• Texte fourni

______________________________

Article paru il y a 9 ans dans le magazine Vins & Vignobles, cette entrevue avec le restaurateur résume tout. Michel a été d’une générosité incomparable avec moi pendant 20 ans. Grâce à lui, j’ai pu déguster plusieurs millésimes des années 1960, 1970 et 1980 des plus grands noms du champagne, tirés de sa cave où j’étais photographié pour mon premier livre.



Entrevue avec Michel Gillet

Restaurant Les Chenets – Montréal – octobre 2005

  

Pour
l’amateur des arts de la table à Montréal, il est un endroit incontournable depuis
plus de trente ans, c’est le restaurant Les Chenets sur la rue Bishop. La
cuisine que l’on y sert est de tradition française, impeccablement servie,
savoureuse, sans sophistication excessive et elle a comblé bien des
personnalités de tous les milieux, depuis Pierre-Elliot Trudeau jusqu’aux
Rolling Stones, en passant par Jane Fonda ou Johnny Halliday. 

Son
propriétaire, Michel Gillet est un collectionneur invétéré de multiples choses
(Vins de Porto, pièces de cuivres ménagers, etc), toutefois, ce qui l’a rendu célèbre
dans le domaine de la restauration internationale, c’est sa collection de Cognac qui a été
reconnue par le livre Guinness des records en 1998, comme la plus vaste et la
plus riche du monde. 
Il ne faudrait pas cependant que cette accumulation
experte et calculée du plus célèbre Brandy, occulte le répertoire des vins du
restaurant, car la cave de Michel Gillet est tout aussi somptueuse et rare. On
peut d’ailleurs l’admirer sur place puisqu’une partie de ses murs est
constituée en vitre de verre, offrant un spectacle unique.  

Guénaël
REVEL :

  
Michel,
pouvez-vous brièvement nous dresser les débuts de votre carrière ?

  

Michel
GILLET :

  
Mon
apprentissage a commencé à Angers en France, au restaurant Chez Labarre, puis je suis passé chez Léon de Lyon, à Lyon, en 1963. Grâce à mon service militaire dans la
Marine Nationale, Je suis devenu cuisinier au Palais de l’Élysée pendant un an
et demi, sous la présidence de Charles De Gaule, ce qui m’a permis de
travailler sur ¨L’aile blanche ¨, le yacht de l’État français. J’aimais les
voyages et j’ai ensuite travaillé sur de nombreux paquebots comme l’Antille, le Flandre et enfin, le France
jusqu’en 1967.

______________________________

• Informations

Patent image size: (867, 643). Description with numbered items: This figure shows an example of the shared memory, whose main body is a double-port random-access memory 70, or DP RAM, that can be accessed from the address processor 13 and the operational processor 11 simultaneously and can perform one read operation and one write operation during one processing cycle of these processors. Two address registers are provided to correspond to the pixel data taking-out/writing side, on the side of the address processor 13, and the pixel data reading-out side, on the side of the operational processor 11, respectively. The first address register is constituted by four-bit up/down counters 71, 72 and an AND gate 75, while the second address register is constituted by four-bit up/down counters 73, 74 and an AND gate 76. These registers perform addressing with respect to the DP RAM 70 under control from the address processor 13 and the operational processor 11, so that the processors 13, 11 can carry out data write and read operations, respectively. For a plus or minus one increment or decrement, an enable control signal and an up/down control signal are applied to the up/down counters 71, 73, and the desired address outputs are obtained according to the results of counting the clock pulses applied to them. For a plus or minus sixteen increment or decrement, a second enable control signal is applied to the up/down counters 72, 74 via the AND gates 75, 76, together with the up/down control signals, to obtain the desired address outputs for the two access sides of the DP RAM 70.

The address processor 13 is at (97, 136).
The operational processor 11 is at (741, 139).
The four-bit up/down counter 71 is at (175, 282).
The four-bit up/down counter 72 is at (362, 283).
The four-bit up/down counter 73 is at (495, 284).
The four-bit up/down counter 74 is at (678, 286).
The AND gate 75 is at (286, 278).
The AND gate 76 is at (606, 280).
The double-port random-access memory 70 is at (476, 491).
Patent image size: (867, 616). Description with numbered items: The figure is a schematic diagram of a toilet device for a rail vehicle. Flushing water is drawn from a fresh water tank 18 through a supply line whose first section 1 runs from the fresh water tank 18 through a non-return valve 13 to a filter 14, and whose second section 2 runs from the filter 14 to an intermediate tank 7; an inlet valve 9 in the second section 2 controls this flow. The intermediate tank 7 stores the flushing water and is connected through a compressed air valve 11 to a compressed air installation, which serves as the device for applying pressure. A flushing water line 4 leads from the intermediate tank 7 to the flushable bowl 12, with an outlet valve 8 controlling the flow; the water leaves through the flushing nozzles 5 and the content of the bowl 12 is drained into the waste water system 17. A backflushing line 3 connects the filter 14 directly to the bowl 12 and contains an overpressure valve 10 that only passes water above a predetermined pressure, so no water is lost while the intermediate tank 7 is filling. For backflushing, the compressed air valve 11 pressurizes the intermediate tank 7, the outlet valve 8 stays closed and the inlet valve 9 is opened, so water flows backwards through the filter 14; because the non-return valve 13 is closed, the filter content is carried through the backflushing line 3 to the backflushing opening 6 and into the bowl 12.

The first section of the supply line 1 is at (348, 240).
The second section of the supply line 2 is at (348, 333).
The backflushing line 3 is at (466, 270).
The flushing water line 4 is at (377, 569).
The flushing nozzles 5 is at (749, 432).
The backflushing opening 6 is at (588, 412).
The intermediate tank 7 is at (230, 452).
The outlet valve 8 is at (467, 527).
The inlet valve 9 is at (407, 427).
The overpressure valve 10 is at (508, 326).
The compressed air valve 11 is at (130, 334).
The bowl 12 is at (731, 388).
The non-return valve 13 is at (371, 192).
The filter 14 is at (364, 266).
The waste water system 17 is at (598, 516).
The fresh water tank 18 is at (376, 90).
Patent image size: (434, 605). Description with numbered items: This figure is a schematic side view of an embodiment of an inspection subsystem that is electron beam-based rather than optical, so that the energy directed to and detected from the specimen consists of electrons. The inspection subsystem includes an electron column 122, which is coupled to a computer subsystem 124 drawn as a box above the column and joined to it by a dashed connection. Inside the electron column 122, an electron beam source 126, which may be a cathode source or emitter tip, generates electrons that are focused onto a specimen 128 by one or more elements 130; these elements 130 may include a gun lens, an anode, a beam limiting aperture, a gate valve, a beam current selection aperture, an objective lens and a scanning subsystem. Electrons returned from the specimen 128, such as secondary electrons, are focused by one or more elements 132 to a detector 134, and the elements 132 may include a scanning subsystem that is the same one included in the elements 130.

______________________________

• Vos tâches
a. Recopiez tout le passage de l'entrevue avec Michel Gillet, depuis « Entrevue avec Michel » jusqu'à « ou Johnny Halliday. ».
b. D'après l'entrevue avec Michel Gillet, pourquoi peut-on admirer la cave du restaurant sur place ? Répondez en une à trois phrases.

• Solutions par tâche
a.
Entrevue avec Michel Gillet

Restaurant Les Chenets – Montréal – octobre 2005

  

Pour
l’amateur des arts de la table à Montréal, il est un endroit incontournable depuis
plus de trente ans, c’est le restaurant Les Chenets sur la rue Bishop. La
cuisine que l’on y sert est de tradition française, impeccablement servie,
savoureuse, sans sophistication excessive et elle a comblé bien des
personnalités de tous les milieux, depuis Pierre-Elliot Trudeau jusqu’aux
Rolling Stones, en passant par Jane Fonda ou Johnny Halliday.

b. On peut admirer la cave sur place parce qu'une partie de ses murs est en vitre de verre. Cela offre un spectacle unique.